AIM OF THE EXERCISE. Leave out the images; return the rest of the data exactly.

Data excerpts:
● ● ● ● ●

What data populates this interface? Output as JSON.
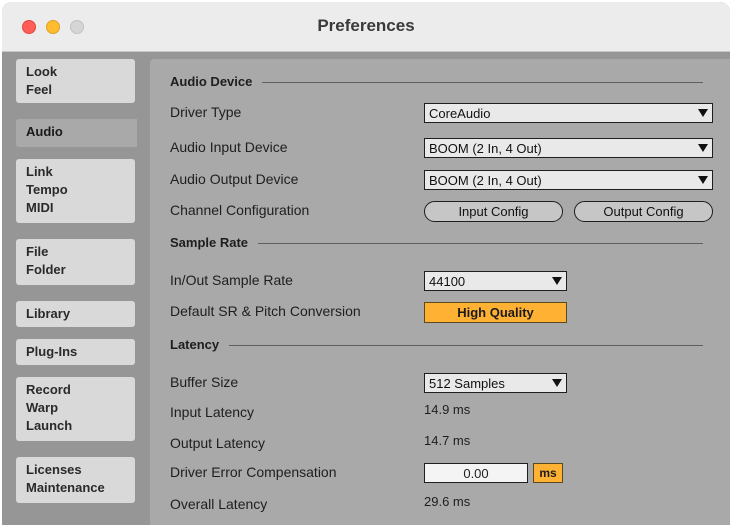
{
  "window": {
    "title": "Preferences"
  },
  "sidebar": {
    "tabs": [
      {
        "lines": [
          "Look",
          "Feel"
        ]
      },
      {
        "lines": [
          "Audio"
        ]
      },
      {
        "lines": [
          "Link",
          "Tempo",
          "MIDI"
        ]
      },
      {
        "lines": [
          "File",
          "Folder"
        ]
      },
      {
        "lines": [
          "Library"
        ]
      },
      {
        "lines": [
          "Plug-Ins"
        ]
      },
      {
        "lines": [
          "Record",
          "Warp",
          "Launch"
        ]
      },
      {
        "lines": [
          "Licenses",
          "Maintenance"
        ]
      }
    ],
    "active": "Audio"
  },
  "audio_device": {
    "heading": "Audio Device",
    "driver_type_label": "Driver Type",
    "driver_type_value": "CoreAudio",
    "input_device_label": "Audio Input Device",
    "input_device_value": "BOOM (2 In, 4 Out)",
    "output_device_label": "Audio Output Device",
    "output_device_value": "BOOM (2 In, 4 Out)",
    "channel_config_label": "Channel Configuration",
    "input_config_button": "Input Config",
    "output_config_button": "Output Config"
  },
  "sample_rate": {
    "heading": "Sample Rate",
    "inout_label": "In/Out Sample Rate",
    "inout_value": "44100",
    "default_sr_label": "Default SR & Pitch Conversion",
    "default_sr_value": "High Quality"
  },
  "latency": {
    "heading": "Latency",
    "buffer_size_label": "Buffer Size",
    "buffer_size_value": "512 Samples",
    "input_latency_label": "Input Latency",
    "input_latency_value": "14.9 ms",
    "output_latency_label": "Output Latency",
    "output_latency_value": "14.7 ms",
    "driver_error_label": "Driver Error Compensation",
    "driver_error_value": "0.00",
    "driver_error_unit": "ms",
    "overall_latency_label": "Overall Latency",
    "overall_latency_value": "29.6 ms"
  },
  "colors": {
    "accent": "#ffb133",
    "panel": "#a9a9a9",
    "background": "#969696"
  }
}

● ● ● ● ●

TASK RESPONSE.
What data populates this interface? Output as JSON.
{
  "window": {
    "title": "Preferences"
  },
  "sidebar": {
    "tabs": [
      {
        "lines": [
          "Look",
          "Feel"
        ]
      },
      {
        "lines": [
          "Audio"
        ]
      },
      {
        "lines": [
          "Link",
          "Tempo",
          "MIDI"
        ]
      },
      {
        "lines": [
          "File",
          "Folder"
        ]
      },
      {
        "lines": [
          "Library"
        ]
      },
      {
        "lines": [
          "Plug-Ins"
        ]
      },
      {
        "lines": [
          "Record",
          "Warp",
          "Launch"
        ]
      },
      {
        "lines": [
          "Licenses",
          "Maintenance"
        ]
      }
    ],
    "active": "Audio"
  },
  "audio_device": {
    "heading": "Audio Device",
    "driver_type_label": "Driver Type",
    "driver_type_value": "CoreAudio",
    "input_device_label": "Audio Input Device",
    "input_device_value": "BOOM (2 In, 4 Out)",
    "output_device_label": "Audio Output Device",
    "output_device_value": "BOOM (2 In, 4 Out)",
    "channel_config_label": "Channel Configuration",
    "input_config_button": "Input Config",
    "output_config_button": "Output Config"
  },
  "sample_rate": {
    "heading": "Sample Rate",
    "inout_label": "In/Out Sample Rate",
    "inout_value": "44100",
    "default_sr_label": "Default SR & Pitch Conversion",
    "default_sr_value": "High Quality"
  },
  "latency": {
    "heading": "Latency",
    "buffer_size_label": "Buffer Size",
    "buffer_size_value": "512 Samples",
    "input_latency_label": "Input Latency",
    "input_latency_value": "14.9 ms",
    "output_latency_label": "Output Latency",
    "output_latency_value": "14.7 ms",
    "driver_error_label": "Driver Error Compensation",
    "driver_error_value": "0.00",
    "driver_error_unit": "ms",
    "overall_latency_label": "Overall Latency",
    "overall_latency_value": "29.6 ms"
  },
  "colors": {
    "accent": "#ffb133",
    "panel": "#a9a9a9",
    "background": "#969696"
  }
}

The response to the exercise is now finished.